What this task involves | Each record needs to be echoed exactly; can you do that?

**** Dataset content ****

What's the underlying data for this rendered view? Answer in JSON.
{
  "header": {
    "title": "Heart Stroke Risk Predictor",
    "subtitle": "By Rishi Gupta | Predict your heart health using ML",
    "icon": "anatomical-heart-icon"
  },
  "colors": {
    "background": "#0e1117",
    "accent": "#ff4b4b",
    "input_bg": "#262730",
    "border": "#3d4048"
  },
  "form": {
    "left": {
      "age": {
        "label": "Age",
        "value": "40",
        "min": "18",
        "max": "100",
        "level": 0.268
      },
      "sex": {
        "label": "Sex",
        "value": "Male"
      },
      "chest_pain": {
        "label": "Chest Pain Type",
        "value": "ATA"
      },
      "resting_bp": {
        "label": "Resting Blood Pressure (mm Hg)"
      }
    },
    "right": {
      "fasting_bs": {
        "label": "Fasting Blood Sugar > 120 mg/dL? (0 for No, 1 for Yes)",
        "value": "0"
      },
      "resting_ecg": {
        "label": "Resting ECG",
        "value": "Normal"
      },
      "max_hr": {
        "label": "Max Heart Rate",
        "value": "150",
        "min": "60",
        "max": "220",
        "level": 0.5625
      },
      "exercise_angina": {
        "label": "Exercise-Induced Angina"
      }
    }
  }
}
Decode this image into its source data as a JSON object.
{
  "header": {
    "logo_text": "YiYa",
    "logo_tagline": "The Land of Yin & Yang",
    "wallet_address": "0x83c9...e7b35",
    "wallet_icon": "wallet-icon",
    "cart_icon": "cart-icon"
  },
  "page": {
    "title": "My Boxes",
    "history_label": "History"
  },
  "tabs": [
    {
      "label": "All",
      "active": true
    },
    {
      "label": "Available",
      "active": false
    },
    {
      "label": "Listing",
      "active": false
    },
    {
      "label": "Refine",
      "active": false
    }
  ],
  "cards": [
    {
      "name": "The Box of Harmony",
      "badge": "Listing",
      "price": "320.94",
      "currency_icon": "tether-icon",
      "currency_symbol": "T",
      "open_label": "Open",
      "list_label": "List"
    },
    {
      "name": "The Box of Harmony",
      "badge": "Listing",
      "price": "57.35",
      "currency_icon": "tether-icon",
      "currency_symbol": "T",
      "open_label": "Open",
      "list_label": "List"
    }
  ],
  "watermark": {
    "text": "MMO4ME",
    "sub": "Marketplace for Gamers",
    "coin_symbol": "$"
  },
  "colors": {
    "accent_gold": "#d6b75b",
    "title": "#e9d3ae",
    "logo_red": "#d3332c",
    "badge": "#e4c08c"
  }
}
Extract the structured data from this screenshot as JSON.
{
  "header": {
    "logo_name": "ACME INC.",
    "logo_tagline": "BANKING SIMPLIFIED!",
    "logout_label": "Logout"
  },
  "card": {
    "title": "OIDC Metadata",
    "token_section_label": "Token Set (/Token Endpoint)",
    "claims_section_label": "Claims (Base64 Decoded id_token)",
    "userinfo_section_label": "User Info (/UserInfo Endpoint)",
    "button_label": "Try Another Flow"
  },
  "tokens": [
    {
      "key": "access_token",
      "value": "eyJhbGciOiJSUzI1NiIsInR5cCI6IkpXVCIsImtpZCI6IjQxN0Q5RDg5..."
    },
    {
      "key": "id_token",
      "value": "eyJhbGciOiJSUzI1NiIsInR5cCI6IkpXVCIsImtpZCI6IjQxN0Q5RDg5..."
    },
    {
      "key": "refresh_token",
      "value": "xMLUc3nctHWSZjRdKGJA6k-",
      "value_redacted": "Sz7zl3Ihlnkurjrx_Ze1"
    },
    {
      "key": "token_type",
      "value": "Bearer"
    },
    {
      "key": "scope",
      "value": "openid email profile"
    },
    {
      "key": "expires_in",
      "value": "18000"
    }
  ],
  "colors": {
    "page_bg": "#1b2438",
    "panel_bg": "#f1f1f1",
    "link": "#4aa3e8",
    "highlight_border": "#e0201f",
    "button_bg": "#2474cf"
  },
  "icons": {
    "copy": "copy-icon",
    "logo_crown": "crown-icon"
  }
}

****

Reply to the exercise |
What's the underlying data for this rendered view? Answer in JSON.
{
  "header": {
    "title": "Heart Stroke Risk Predictor",
    "subtitle": "By Rishi Gupta | Predict your heart health using ML",
    "icon": "anatomical-heart-icon"
  },
  "colors": {
    "background": "#0e1117",
    "accent": "#ff4b4b",
    "input_bg": "#262730",
    "border": "#3d4048"
  },
  "form": {
    "left": {
      "age": {
        "label": "Age",
        "value": "40",
        "min": "18",
        "max": "100",
        "level": 0.268
      },
      "sex": {
        "label": "Sex",
        "value": "Male"
      },
      "chest_pain": {
        "label": "Chest Pain Type",
        "value": "ATA"
      },
      "resting_bp": {
        "label": "Resting Blood Pressure (mm Hg)"
      }
    },
    "right": {
      "fasting_bs": {
        "label": "Fasting Blood Sugar > 120 mg/dL? (0 for No, 1 for Yes)",
        "value": "0"
      },
      "resting_ecg": {
        "label": "Resting ECG",
        "value": "Normal"
      },
      "max_hr": {
        "label": "Max Heart Rate",
        "value": "150",
        "min": "60",
        "max": "220",
        "level": 0.5625
      },
      "exercise_angina": {
        "label": "Exercise-Induced Angina"
      }
    }
  }
}
Decode this image into its source data as a JSON object.
{
  "header": {
    "logo_text": "YiYa",
    "logo_tagline": "The Land of Yin & Yang",
    "wallet_address": "0x83c9...e7b35",
    "wallet_icon": "wallet-icon",
    "cart_icon": "cart-icon"
  },
  "page": {
    "title": "My Boxes",
    "history_label": "History"
  },
  "tabs": [
    {
      "label": "All",
      "active": true
    },
    {
      "label": "Available",
      "active": false
    },
    {
      "label": "Listing",
      "active": false
    },
    {
      "label": "Refine",
      "active": false
    }
  ],
  "cards": [
    {
      "name": "The Box of Harmony",
      "badge": "Listing",
      "price": "320.94",
      "currency_icon": "tether-icon",
      "currency_symbol": "T",
      "open_label": "Open",
      "list_label": "List"
    },
    {
      "name": "The Box of Harmony",
      "badge": "Listing",
      "price": "57.35",
      "currency_icon": "tether-icon",
      "currency_symbol": "T",
      "open_label": "Open",
      "list_label": "List"
    }
  ],
  "watermark": {
    "text": "MMO4ME",
    "sub": "Marketplace for Gamers",
    "coin_symbol": "$"
  },
  "colors": {
    "accent_gold": "#d6b75b",
    "title": "#e9d3ae",
    "logo_red": "#d3332c",
    "badge": "#e4c08c"
  }
}
Extract the structured data from this screenshot as JSON.
{
  "header": {
    "logo_name": "ACME INC.",
    "logo_tagline": "BANKING SIMPLIFIED!",
    "logout_label": "Logout"
  },
  "card": {
    "title": "OIDC Metadata",
    "token_section_label": "Token Set (/Token Endpoint)",
    "claims_section_label": "Claims (Base64 Decoded id_token)",
    "userinfo_section_label": "User Info (/UserInfo Endpoint)",
    "button_label": "Try Another Flow"
  },
  "tokens": [
    {
      "key": "access_token",
      "value": "eyJhbGciOiJSUzI1NiIsInR5cCI6IkpXVCIsImtpZCI6IjQxN0Q5RDg5..."
    },
    {
      "key": "id_token",
      "value": "eyJhbGciOiJSUzI1NiIsInR5cCI6IkpXVCIsImtpZCI6IjQxN0Q5RDg5..."
    },
    {
      "key": "refresh_token",
      "value": "xMLUc3nctHWSZjRdKGJA6k-",
      "value_redacted": "Sz7zl3Ihlnkurjrx_Ze1"
    },
    {
      "key": "token_type",
      "value": "Bearer"
    },
    {
      "key": "scope",
      "value": "openid email profile"
    },
    {
      "key": "expires_in",
      "value": "18000"
    }
  ],
  "colors": {
    "page_bg": "#1b2438",
    "panel_bg": "#f1f1f1",
    "link": "#4aa3e8",
    "highlight_border": "#e0201f",
    "button_bg": "#2474cf"
  },
  "icons": {
    "copy": "copy-icon",
    "logo_crown": "crown-icon"
  }
}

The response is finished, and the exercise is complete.